Given information:
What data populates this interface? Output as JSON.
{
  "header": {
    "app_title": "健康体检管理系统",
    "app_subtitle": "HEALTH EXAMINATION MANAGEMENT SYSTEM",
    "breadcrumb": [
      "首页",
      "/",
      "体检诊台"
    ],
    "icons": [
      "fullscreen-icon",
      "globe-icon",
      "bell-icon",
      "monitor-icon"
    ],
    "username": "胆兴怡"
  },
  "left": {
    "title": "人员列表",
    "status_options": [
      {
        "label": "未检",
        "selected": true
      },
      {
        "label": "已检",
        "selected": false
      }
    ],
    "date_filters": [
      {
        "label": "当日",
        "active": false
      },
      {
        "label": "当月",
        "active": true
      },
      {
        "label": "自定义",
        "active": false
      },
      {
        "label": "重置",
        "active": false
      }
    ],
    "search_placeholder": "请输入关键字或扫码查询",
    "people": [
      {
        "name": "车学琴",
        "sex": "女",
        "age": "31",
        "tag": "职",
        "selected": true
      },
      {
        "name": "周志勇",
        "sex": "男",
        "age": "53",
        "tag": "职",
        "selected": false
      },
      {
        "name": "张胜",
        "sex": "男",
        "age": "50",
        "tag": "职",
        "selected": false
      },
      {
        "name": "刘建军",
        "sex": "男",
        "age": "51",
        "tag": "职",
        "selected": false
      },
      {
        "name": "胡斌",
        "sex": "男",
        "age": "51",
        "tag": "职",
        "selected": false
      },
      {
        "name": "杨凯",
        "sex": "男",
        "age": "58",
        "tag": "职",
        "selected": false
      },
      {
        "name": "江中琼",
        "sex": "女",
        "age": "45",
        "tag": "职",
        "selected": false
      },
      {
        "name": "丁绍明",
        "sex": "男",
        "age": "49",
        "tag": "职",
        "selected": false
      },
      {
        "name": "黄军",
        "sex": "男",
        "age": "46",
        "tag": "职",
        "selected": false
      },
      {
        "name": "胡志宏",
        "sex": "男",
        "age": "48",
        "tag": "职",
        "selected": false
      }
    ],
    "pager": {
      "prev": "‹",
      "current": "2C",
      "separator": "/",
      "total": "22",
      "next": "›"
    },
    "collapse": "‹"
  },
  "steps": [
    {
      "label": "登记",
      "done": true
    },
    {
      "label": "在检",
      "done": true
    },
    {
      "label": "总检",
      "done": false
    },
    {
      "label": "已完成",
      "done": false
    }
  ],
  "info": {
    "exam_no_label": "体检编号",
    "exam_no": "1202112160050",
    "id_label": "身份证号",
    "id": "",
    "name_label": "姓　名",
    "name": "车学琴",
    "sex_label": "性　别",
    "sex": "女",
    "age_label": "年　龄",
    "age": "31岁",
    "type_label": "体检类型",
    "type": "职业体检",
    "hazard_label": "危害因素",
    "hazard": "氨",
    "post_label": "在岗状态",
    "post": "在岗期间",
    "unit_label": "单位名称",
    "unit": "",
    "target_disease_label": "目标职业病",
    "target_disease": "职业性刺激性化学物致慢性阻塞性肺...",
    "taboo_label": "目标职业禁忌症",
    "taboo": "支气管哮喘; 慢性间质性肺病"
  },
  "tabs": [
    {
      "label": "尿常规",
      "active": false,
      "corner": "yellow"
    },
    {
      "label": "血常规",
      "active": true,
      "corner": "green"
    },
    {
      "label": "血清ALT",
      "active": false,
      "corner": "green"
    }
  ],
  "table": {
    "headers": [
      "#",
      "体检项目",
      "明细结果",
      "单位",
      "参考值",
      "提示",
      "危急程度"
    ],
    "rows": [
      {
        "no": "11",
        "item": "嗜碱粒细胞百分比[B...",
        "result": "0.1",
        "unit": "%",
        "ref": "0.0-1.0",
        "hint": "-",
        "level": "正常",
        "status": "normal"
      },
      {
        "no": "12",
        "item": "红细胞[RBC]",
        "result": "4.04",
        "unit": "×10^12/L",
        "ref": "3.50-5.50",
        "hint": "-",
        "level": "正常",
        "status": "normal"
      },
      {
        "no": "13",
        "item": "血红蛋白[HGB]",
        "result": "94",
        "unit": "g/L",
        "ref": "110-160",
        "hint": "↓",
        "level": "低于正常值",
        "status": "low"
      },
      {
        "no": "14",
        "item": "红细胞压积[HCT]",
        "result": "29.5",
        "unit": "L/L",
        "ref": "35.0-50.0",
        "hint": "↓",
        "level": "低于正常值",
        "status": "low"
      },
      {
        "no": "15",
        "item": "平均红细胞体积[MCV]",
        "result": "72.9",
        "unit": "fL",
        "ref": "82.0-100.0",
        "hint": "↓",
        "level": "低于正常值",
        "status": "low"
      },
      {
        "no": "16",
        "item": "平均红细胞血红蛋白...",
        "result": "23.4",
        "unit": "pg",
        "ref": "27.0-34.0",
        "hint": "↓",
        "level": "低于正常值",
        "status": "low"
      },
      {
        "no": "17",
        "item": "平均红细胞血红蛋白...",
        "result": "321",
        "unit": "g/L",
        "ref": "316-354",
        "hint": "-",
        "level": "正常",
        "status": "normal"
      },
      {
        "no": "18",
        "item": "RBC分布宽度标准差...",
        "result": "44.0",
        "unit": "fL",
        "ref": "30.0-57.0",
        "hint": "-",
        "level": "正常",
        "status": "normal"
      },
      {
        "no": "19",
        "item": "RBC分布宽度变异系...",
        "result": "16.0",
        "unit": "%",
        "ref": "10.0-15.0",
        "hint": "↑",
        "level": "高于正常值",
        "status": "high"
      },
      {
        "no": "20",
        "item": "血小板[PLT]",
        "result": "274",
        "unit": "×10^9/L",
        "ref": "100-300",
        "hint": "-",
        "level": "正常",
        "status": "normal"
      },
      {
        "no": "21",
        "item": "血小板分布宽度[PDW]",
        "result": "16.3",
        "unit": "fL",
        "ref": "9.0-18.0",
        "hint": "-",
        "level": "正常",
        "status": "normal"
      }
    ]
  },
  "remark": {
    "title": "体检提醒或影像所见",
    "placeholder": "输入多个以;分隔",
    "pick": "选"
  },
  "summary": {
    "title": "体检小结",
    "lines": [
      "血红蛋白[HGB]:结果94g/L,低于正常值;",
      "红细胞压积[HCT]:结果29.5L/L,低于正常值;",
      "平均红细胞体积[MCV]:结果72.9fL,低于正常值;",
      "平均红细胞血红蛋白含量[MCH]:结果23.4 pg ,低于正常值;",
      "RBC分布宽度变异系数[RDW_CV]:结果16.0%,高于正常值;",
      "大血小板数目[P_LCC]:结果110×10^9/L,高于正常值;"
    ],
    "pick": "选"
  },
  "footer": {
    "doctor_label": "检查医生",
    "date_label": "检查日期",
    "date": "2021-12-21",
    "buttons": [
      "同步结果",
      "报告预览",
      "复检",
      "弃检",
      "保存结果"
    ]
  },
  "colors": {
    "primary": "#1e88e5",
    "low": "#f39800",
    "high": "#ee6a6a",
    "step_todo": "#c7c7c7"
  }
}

Exercise details: Find the lines above that include the string "result" and copy them.

Complete response:
        "result": "0.1",
        "result": "4.04",
        "result": "94",
        "result": "29.5",
        "result": "72.9",
        "result": "23.4",
        "result": "321",
        "result": "44.0",
        "result": "16.0",
        "result": "274",
        "result": "16.3",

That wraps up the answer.